Records about charts and figures
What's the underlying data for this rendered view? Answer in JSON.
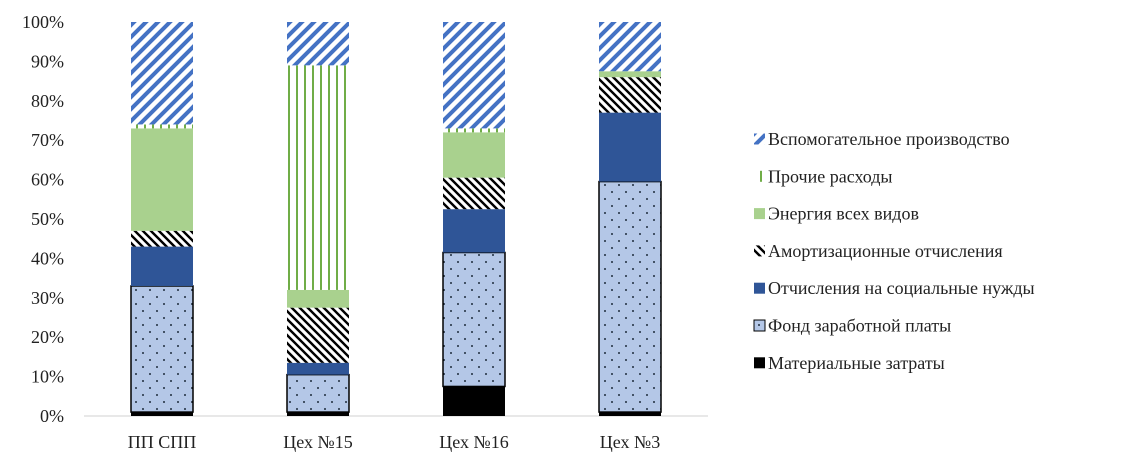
{
  "chart_data": {
    "type": "bar",
    "stacked": true,
    "percent": true,
    "categories": [
      "ПП СПП",
      "Цех №15",
      "Цех №16",
      "Цех №3"
    ],
    "ylim": [
      0,
      100
    ],
    "yticks": [
      "0%",
      "10%",
      "20%",
      "30%",
      "40%",
      "50%",
      "60%",
      "70%",
      "80%",
      "90%",
      "100%"
    ],
    "grid": false,
    "legend_position": "right",
    "series": [
      {
        "name": "Материальные затраты",
        "values": [
          1,
          1,
          7.5,
          1
        ],
        "color": "#000000",
        "pattern": "solid"
      },
      {
        "name": "Фонд заработной платы",
        "values": [
          32,
          9.5,
          34,
          58.5
        ],
        "color": "#b4c7e7",
        "pattern": "dots"
      },
      {
        "name": "Отчисления на социальные нужды",
        "values": [
          10,
          3,
          11,
          17.5
        ],
        "color": "#2f5597",
        "pattern": "solid"
      },
      {
        "name": "Амортизационные отчисления",
        "values": [
          4,
          14,
          8,
          9
        ],
        "color": "#000000",
        "pattern": "zigzag"
      },
      {
        "name": "Энергия всех видов",
        "values": [
          26,
          4.5,
          11.5,
          1.5
        ],
        "color": "#a9d18e",
        "pattern": "solid"
      },
      {
        "name": "Прочие расходы",
        "values": [
          1,
          57,
          1,
          0
        ],
        "color": "#70ad47",
        "pattern": "vertical"
      },
      {
        "name": "Вспомогательное производство",
        "values": [
          26,
          11,
          27,
          12.5
        ],
        "color": "#4472c4",
        "pattern": "diagonal"
      }
    ],
    "legend_order": [
      "Вспомогательное производство",
      "Прочие расходы",
      "Энергия всех видов",
      "Амортизационные отчисления",
      "Отчисления на социальные нужды",
      "Фонд заработной платы",
      "Материальные затраты"
    ]
  }
}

Description of the task
Copy all lines in the listing above where the string "color" appears.

Output
        "color": "#000000",
        "color": "#b4c7e7",
        "color": "#2f5597",
        "color": "#000000",
        "color": "#a9d18e",
        "color": "#70ad47",
        "color": "#4472c4",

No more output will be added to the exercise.